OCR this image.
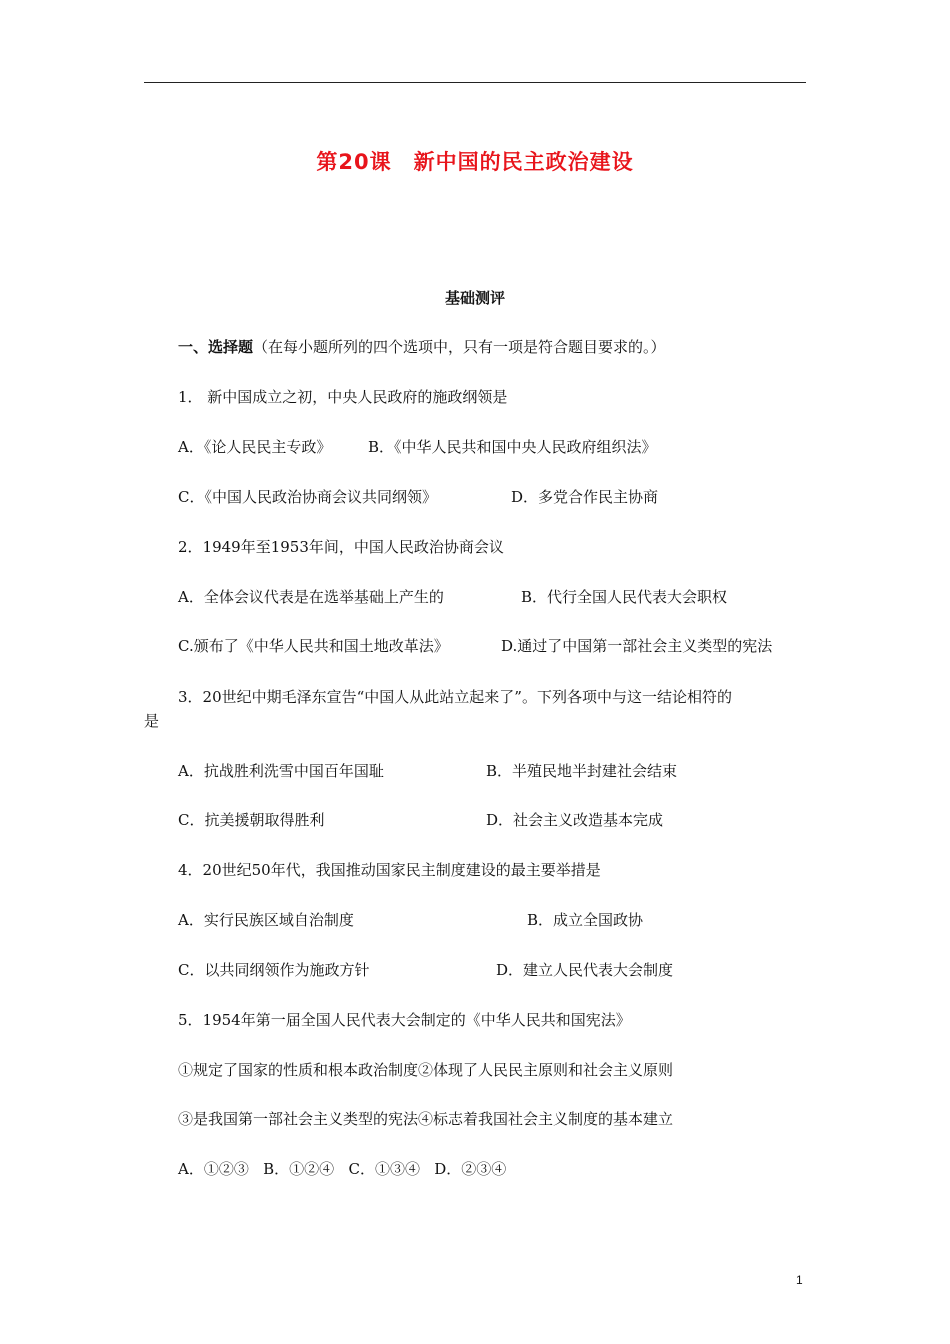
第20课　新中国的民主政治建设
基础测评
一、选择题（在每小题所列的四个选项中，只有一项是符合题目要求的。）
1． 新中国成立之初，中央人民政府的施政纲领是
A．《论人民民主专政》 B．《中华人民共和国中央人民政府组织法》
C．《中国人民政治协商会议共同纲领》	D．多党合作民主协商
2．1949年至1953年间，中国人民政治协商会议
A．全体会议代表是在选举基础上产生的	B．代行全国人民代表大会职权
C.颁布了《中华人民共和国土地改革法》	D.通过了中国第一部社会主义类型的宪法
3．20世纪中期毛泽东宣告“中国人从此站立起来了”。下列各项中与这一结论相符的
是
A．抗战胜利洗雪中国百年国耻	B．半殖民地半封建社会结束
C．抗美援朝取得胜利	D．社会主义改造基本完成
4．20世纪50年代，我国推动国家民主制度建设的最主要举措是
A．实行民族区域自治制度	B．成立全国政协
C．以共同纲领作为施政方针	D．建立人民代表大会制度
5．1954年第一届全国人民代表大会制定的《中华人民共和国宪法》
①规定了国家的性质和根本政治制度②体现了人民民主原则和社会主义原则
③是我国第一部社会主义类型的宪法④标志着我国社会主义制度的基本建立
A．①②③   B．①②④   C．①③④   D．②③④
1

══════

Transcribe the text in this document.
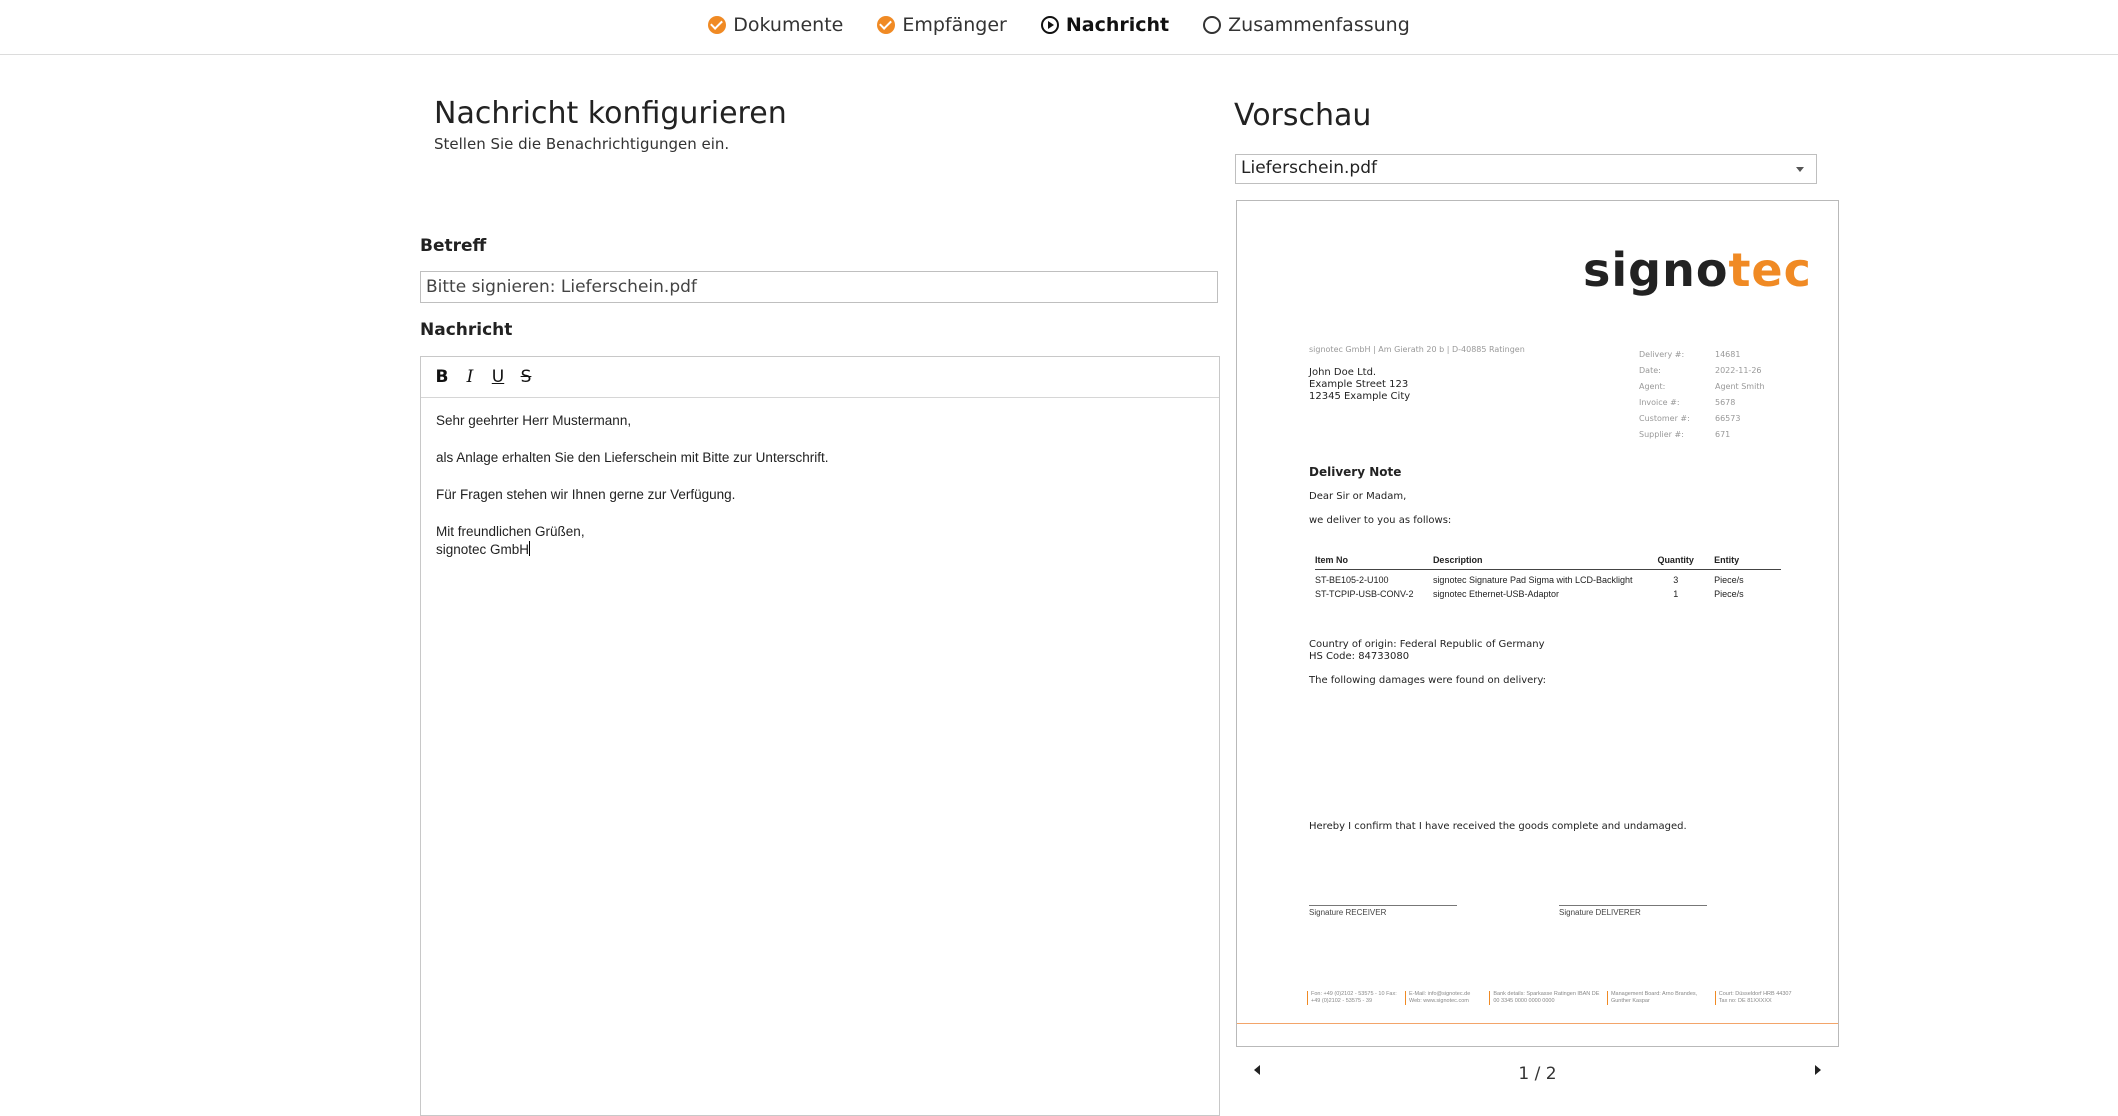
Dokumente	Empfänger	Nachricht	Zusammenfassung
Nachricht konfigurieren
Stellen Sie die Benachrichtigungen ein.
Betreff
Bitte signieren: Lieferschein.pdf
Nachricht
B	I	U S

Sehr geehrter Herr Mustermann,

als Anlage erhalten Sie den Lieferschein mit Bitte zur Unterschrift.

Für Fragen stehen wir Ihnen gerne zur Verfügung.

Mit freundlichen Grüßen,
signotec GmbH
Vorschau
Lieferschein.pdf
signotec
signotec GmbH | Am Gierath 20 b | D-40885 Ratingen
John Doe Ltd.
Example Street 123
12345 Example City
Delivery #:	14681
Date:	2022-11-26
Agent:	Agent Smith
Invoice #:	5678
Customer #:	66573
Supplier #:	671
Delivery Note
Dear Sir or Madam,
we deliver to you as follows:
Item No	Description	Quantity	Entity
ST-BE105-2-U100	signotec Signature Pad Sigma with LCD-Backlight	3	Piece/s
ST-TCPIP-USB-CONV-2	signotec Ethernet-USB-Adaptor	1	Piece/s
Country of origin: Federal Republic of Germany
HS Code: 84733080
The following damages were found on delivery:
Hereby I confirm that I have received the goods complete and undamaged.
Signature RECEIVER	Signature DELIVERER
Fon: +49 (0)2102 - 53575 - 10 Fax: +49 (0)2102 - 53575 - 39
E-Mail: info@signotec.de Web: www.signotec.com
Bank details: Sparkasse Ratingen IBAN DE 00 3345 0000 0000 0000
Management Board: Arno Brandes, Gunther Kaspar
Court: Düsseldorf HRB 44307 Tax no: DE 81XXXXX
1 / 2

══════

**Task objective**
Note every line above where the string "Lieferschein" shows up, and copy those lines.

**Task solution**
Bitte signieren: Lieferschein.pdf
als Anlage erhalten Sie den Lieferschein mit Bitte zur Unterschrift.
Lieferschein.pdf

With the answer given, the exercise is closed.